━━━━━ Available records

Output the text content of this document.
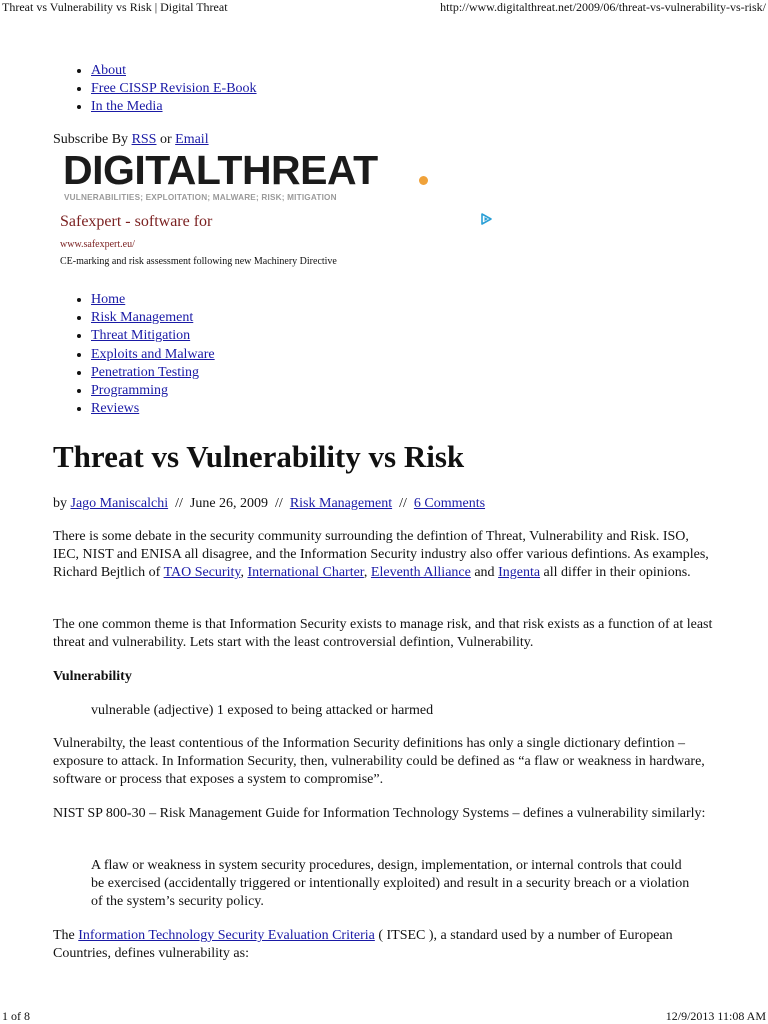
Threat vs Vulnerability vs Risk | Digital Threat	http://www.digitalthreat.net/2009/06/threat-vs-vulnerability-vs-risk/
• About
• Free CISSP Revision E-Book
• In the Media
Subscribe By RSS or Email
DIGITALTHREAT
VULNERABILITIES; EXPLOITATION; MALWARE; RISK; MITIGATION
Safexpert - software for
www.safexpert.eu/
CE-marking and risk assessment following new Machinery Directive
• Home
• Risk Management
• Threat Mitigation
• Exploits and Malware
• Penetration Testing
• Programming
• Reviews
Threat vs Vulnerability vs Risk
by Jago Maniscalchi // June 26, 2009 // Risk Management // 6 Comments

There is some debate in the security community surrounding the defintion of Threat, Vulnerability and Risk. ISO, IEC, NIST and ENISA all disagree, and the Information Security industry also offer various defintions. As examples, Richard Bejtlich of TAO Security, International Charter, Eleventh Alliance and Ingenta all differ in their opinions.

The one common theme is that Information Security exists to manage risk, and that risk exists as a function of at least threat and vulnerability. Lets start with the least controversial defintion, Vulnerability.

Vulnerability

vulnerable (adjective) 1 exposed to being attacked or harmed

Vulnerabilty, the least contentious of the Information Security definitions has only a single dictionary defintion – exposure to attack. In Information Security, then, vulnerability could be defined as “a flaw or weakness in hardware, software or process that exposes a system to compromise”.

NIST SP 800-30 – Risk Management Guide for Information Technology Systems – defines a vulnerability similarly:

A flaw or weakness in system security procedures, design, implementation, or internal controls that could be exercised (accidentally triggered or intentionally exploited) and result in a security breach or a violation of the system’s security policy.

The Information Technology Security Evaluation Criteria ( ITSEC ), a standard used by a number of European Countries, defines vulnerability as:

1 of 8	12/9/2013 11:08 AM
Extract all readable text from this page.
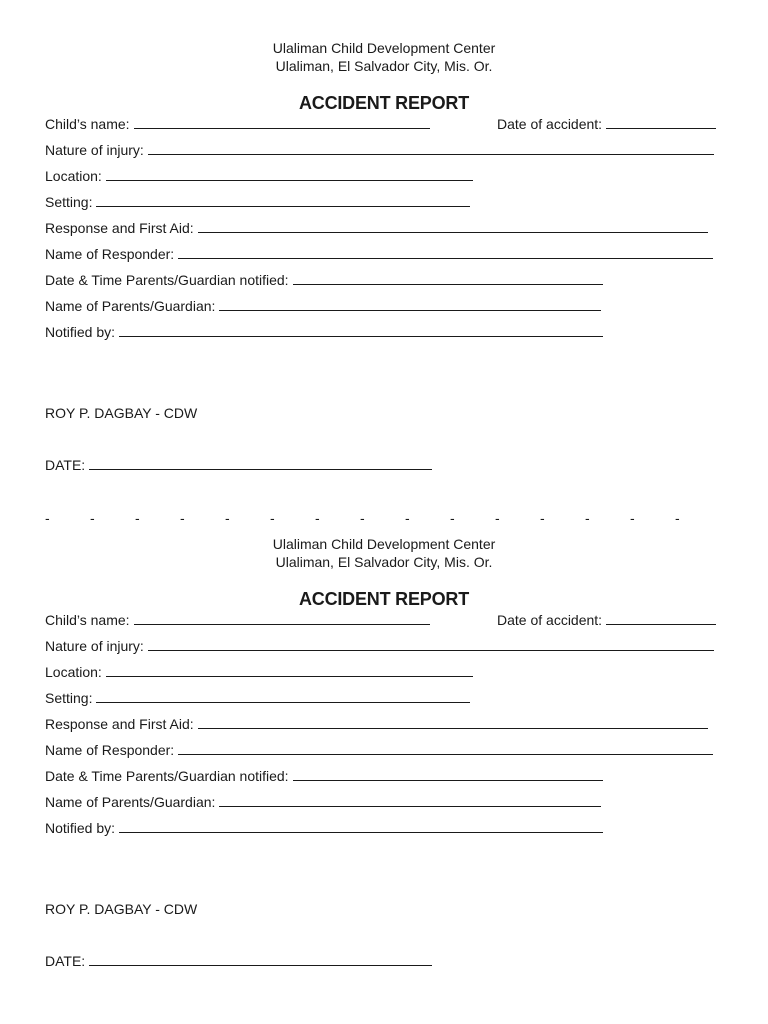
Ulaliman Child Development Center
Ulaliman, El Salvador City, Mis. Or.
ACCIDENT REPORT
Child’s name:	Date of accident:
Nature of injury:
Location:
Setting:
Response and First Aid:
Name of Responder:
Date & Time Parents/Guardian notified:
Name of Parents/Guardian:
Notified by:
ROY P. DAGBAY - CDW
DATE:
-	-	-	-	-	-	-	-	-	-	-	-	-	-	-
Ulaliman Child Development Center
Ulaliman, El Salvador City, Mis. Or.
ACCIDENT REPORT
Child’s name:	Date of accident:
Nature of injury:
Location:
Setting:
Response and First Aid:
Name of Responder:
Date & Time Parents/Guardian notified:
Name of Parents/Guardian:
Notified by:
ROY P. DAGBAY - CDW
DATE:
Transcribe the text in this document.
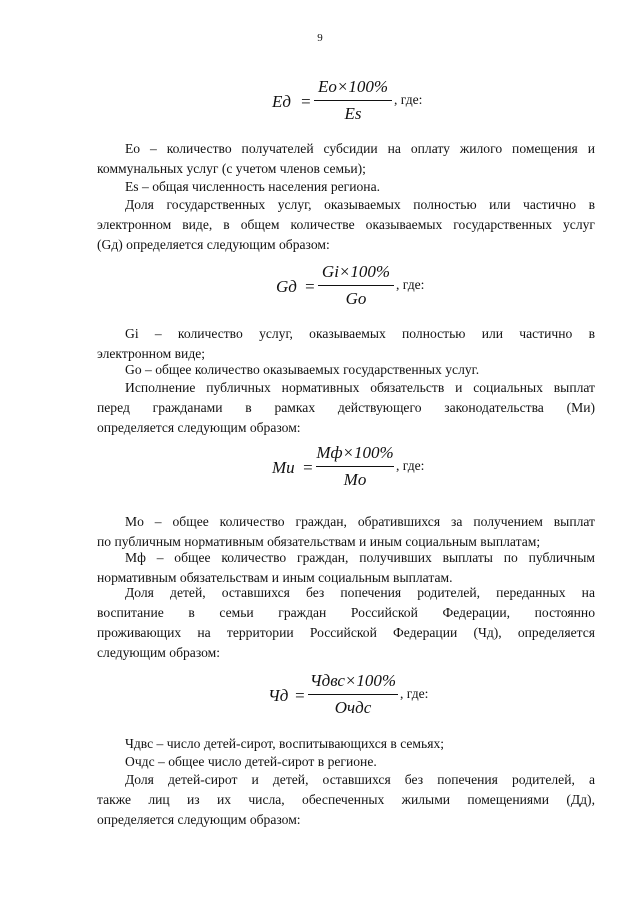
9
Eд =
Eo×100%
Es
, где:

Eo – количество получателей субсидии на оплату жилого помещения и
коммунальных услуг (с учетом членов семьи);

Es – общая численность населения региона.

Доля государственных услуг, оказываемых полностью или частично в
электронном виде, в общем количестве оказываемых государственных услуг
(Gд) определяется следующим образом:

Gд =
Gi×100%
Go
, где:

Gi – количество услуг, оказываемых полностью или частично в
электронном виде;

Go – общее количество оказываемых государственных услуг.

Исполнение публичных нормативных обязательств и социальных выплат
перед гражданами в рамках действующего законодательства (Ми)
определяется следующим образом:

Mи =
Mф×100%
Mo
, где:

Mo – общее количество граждан, обратившихся за получением выплат
по публичным нормативным обязательствам и иным социальным выплатам;

Mф – общее количество граждан, получивших выплаты по публичным
нормативным обязательствам и иным социальным выплатам.

Доля детей, оставшихся без попечения родителей, переданных на
воспитание в семьи граждан Российской Федерации, постоянно
проживающих на территории Российской Федерации (Чд), определяется
следующим образом:

Чд =
Чдвс×100%
Oчдс
, где:

Чдвс – число детей-сирот, воспитывающихся в семьях;

Oчдс – общее число детей-сирот в регионе.

Доля детей-сирот и детей, оставшихся без попечения родителей, а
также лиц из их числа, обеспеченных жилыми помещениями (Дд),
определяется следующим образом:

━━━━━━━━━━

▶ _Direction_: Output the entries above exactly, without their pictures.

▶ _Full solution_:
Output the text content of this document.
Threat vs Vulnerability vs Risk | Digital Threat	http://www.digitalthreat.net/2009/06/threat-vs-vulnerability-vs-risk/
• About
• Free CISSP Revision E-Book
• In the Media
Subscribe By RSS or Email
DIGITALTHREAT
VULNERABILITIES; EXPLOITATION; MALWARE; RISK; MITIGATION
Safexpert - software for
www.safexpert.eu/
CE-marking and risk assessment following new Machinery Directive
• Home
• Risk Management
• Threat Mitigation
• Exploits and Malware
• Penetration Testing
• Programming
• Reviews
Threat vs Vulnerability vs Risk
by Jago Maniscalchi // June 26, 2009 // Risk Management // 6 Comments

There is some debate in the security community surrounding the defintion of Threat, Vulnerability and Risk. ISO, IEC, NIST and ENISA all disagree, and the Information Security industry also offer various defintions. As examples, Richard Bejtlich of TAO Security, International Charter, Eleventh Alliance and Ingenta all differ in their opinions.

The one common theme is that Information Security exists to manage risk, and that risk exists as a function of at least threat and vulnerability. Lets start with the least controversial defintion, Vulnerability.

Vulnerability

vulnerable (adjective) 1 exposed to being attacked or harmed

Vulnerabilty, the least contentious of the Information Security definitions has only a single dictionary defintion – exposure to attack. In Information Security, then, vulnerability could be defined as “a flaw or weakness in hardware, software or process that exposes a system to compromise”.

NIST SP 800-30 – Risk Management Guide for Information Technology Systems – defines a vulnerability similarly:

A flaw or weakness in system security procedures, design, implementation, or internal controls that could be exercised (accidentally triggered or intentionally exploited) and result in a security breach or a violation of the system’s security policy.

The Information Technology Security Evaluation Criteria ( ITSEC ), a standard used by a number of European Countries, defines vulnerability as:

1 of 8	12/9/2013 11:08 AM
Extract all readable text from this page.
Ulaliman Child Development Center
Ulaliman, El Salvador City, Mis. Or.
ACCIDENT REPORT
Child’s name:	Date of accident:
Nature of injury:
Location:
Setting:
Response and First Aid:
Name of Responder:
Date & Time Parents/Guardian notified:
Name of Parents/Guardian:
Notified by:
ROY P. DAGBAY - CDW
DATE:
-	-	-	-	-	-	-	-	-	-	-	-	-	-	-
Ulaliman Child Development Center
Ulaliman, El Salvador City, Mis. Or.
ACCIDENT REPORT
Child’s name:	Date of accident:
Nature of injury:
Location:
Setting:
Response and First Aid:
Name of Responder:
Date & Time Parents/Guardian notified:
Name of Parents/Guardian:
Notified by:
ROY P. DAGBAY - CDW
DATE:
Transcribe the text in this document.
9
Eд =
Eo×100%
Es
, где:

Eo – количество получателей субсидии на оплату жилого помещения и
коммунальных услуг (с учетом членов семьи);

Es – общая численность населения региона.

Доля государственных услуг, оказываемых полностью или частично в
электронном виде, в общем количестве оказываемых государственных услуг
(Gд) определяется следующим образом:

Gд =
Gi×100%
Go
, где:

Gi – количество услуг, оказываемых полностью или частично в
электронном виде;

Go – общее количество оказываемых государственных услуг.

Исполнение публичных нормативных обязательств и социальных выплат
перед гражданами в рамках действующего законодательства (Ми)
определяется следующим образом:

Mи =
Mф×100%
Mo
, где:

Mo – общее количество граждан, обратившихся за получением выплат
по публичным нормативным обязательствам и иным социальным выплатам;

Mф – общее количество граждан, получивших выплаты по публичным
нормативным обязательствам и иным социальным выплатам.

Доля детей, оставшихся без попечения родителей, переданных на
воспитание в семьи граждан Российской Федерации, постоянно
проживающих на территории Российской Федерации (Чд), определяется
следующим образом:

Чд =
Чдвс×100%
Oчдс
, где:

Чдвс – число детей-сирот, воспитывающихся в семьях;

Oчдс – общее число детей-сирот в регионе.

Доля детей-сирот и детей, оставшихся без попечения родителей, а
также лиц из их числа, обеспеченных жилыми помещениями (Дд),
определяется следующим образом:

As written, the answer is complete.